**Aim:** Below are the records; pull every line that includes "JSON".
BEGIN
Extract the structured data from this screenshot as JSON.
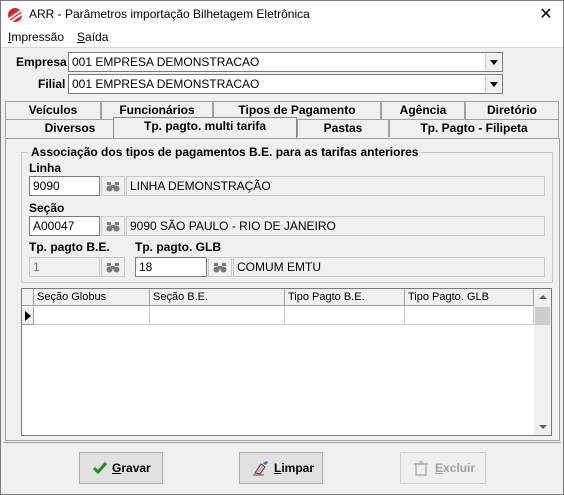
{
  "window": {
    "title": "ARR - Parâmetros importação Bilhetagem Eletrônica",
    "close": "✕"
  },
  "menu": [
    {
      "label": "Impressão",
      "mnemonic": "I",
      "rest": "mpressão"
    },
    {
      "label": "Saída",
      "mnemonic": "S",
      "rest": "aída"
    }
  ],
  "empresa": {
    "label": "Empresa",
    "value": "001 EMPRESA DEMONSTRACAO"
  },
  "filial": {
    "label": "Filial",
    "value": "001 EMPRESA DEMONSTRACAO"
  },
  "tabs_row1": [
    "Veículos",
    "Funcionários",
    "Tipos de Pagamento",
    "Agência",
    "Diretório"
  ],
  "tabs_row2": [
    "Diversos",
    "Tp. pagto. multi tarifa",
    "Pastas",
    "Tp. Pagto - Filipeta"
  ],
  "active_tab": "Tp. pagto. multi tarifa",
  "group": {
    "title": "Associação dos tipos de pagamentos B.E. para as tarifas anteriores",
    "linha": {
      "label": "Linha",
      "code": "9090",
      "desc": "LINHA DEMONSTRAÇÃO"
    },
    "secao": {
      "label": "Seção",
      "code": "A00047",
      "desc": "9090 SÃO PAULO - RIO DE JANEIRO"
    },
    "tp_pagto_be": {
      "label": "Tp. pagto B.E.",
      "code": "1"
    },
    "tp_pagto_glb": {
      "label": "Tp. pagto. GLB",
      "code": "18",
      "desc": "COMUM EMTU"
    }
  },
  "grid": {
    "columns": [
      "Seção Globus",
      "Seção B.E.",
      "Tipo Pagto B.E.",
      "Tipo Pagto. GLB"
    ]
  },
  "buttons": {
    "gravar": {
      "mnemonic": "G",
      "rest": "ravar"
    },
    "limpar": {
      "mnemonic": "L",
      "rest": "impar"
    },
    "excluir": {
      "mnemonic": "E",
      "rest": "xcluir"
    }
  },
  "colors": {
    "accent_green": "#1e8f1e",
    "disabled_gray": "#a0a0a0"
  }
}
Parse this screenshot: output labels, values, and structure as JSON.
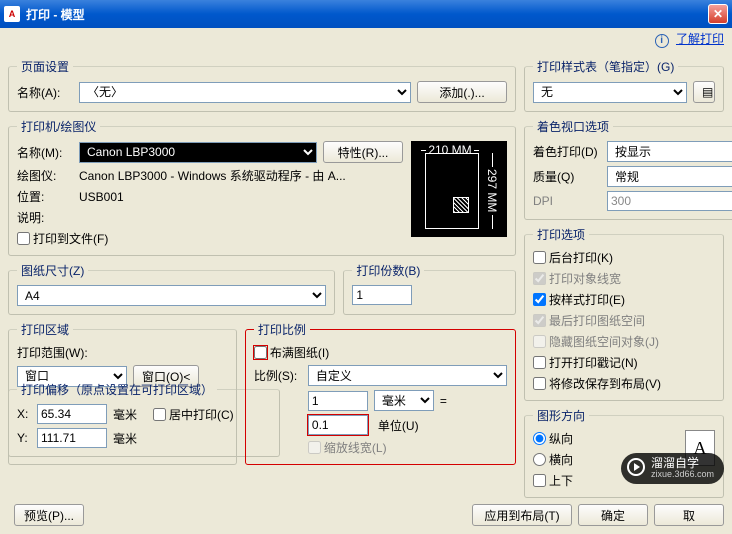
{
  "window": {
    "title": "打印 - 模型"
  },
  "help": {
    "link": "了解打印"
  },
  "page_setup": {
    "legend": "页面设置",
    "name_label": "名称(A):",
    "name_value": "〈无〉",
    "add_button": "添加(.)..."
  },
  "printer": {
    "legend": "打印机/绘图仪",
    "name_label": "名称(M):",
    "name_value": "Canon LBP3000",
    "props_button": "特性(R)...",
    "plotter_label": "绘图仪:",
    "plotter_value": "Canon LBP3000 - Windows 系统驱动程序 - 由 A...",
    "loc_label": "位置:",
    "loc_value": "USB001",
    "desc_label": "说明:",
    "desc_value": "",
    "to_file": "打印到文件(F)",
    "preview_w": "210 MM",
    "preview_h": "297 MM"
  },
  "paper_size": {
    "legend": "图纸尺寸(Z)",
    "value": "A4"
  },
  "copies": {
    "legend": "打印份数(B)",
    "value": "1"
  },
  "area": {
    "legend": "打印区域",
    "range_label": "打印范围(W):",
    "range_value": "窗口",
    "window_btn": "窗口(O)<"
  },
  "scale": {
    "legend": "打印比例",
    "fit": "布满图纸(I)",
    "ratio_label": "比例(S):",
    "ratio_value": "自定义",
    "num": "1",
    "num_unit": "毫米",
    "den": "0.1",
    "den_unit": "单位(U)",
    "lw": "缩放线宽(L)",
    "eq": "="
  },
  "offset": {
    "legend": "打印偏移（原点设置在可打印区域）",
    "x_label": "X:",
    "x_value": "65.34",
    "x_unit": "毫米",
    "y_label": "Y:",
    "y_value": "111.71",
    "y_unit": "毫米",
    "center": "居中打印(C)"
  },
  "style": {
    "legend": "打印样式表（笔指定）(G)",
    "value": "无"
  },
  "viewport": {
    "legend": "着色视口选项",
    "shade_label": "着色打印(D)",
    "shade_value": "按显示",
    "quality_label": "质量(Q)",
    "quality_value": "常规",
    "dpi_label": "DPI",
    "dpi_value": "300"
  },
  "options": {
    "legend": "打印选项",
    "bg": "后台打印(K)",
    "lw": "打印对象线宽",
    "style": "按样式打印(E)",
    "paperspace": "最后打印图纸空间",
    "hide": "隐藏图纸空间对象(J)",
    "stamp": "打开打印戳记(N)",
    "save": "将修改保存到布局(V)"
  },
  "orient": {
    "legend": "图形方向",
    "portrait": "纵向",
    "landscape": "横向",
    "upside": "上下"
  },
  "footer": {
    "preview": "预览(P)...",
    "apply": "应用到布局(T)",
    "ok": "确定",
    "cancel": "取"
  },
  "watermark": {
    "main": "溜溜自学",
    "sub": "zixue.3d66.com"
  }
}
END
**Task answer:**
Extract the structured data from this screenshot as JSON.
Parse this screenshot: output labels, values, and structure as JSON.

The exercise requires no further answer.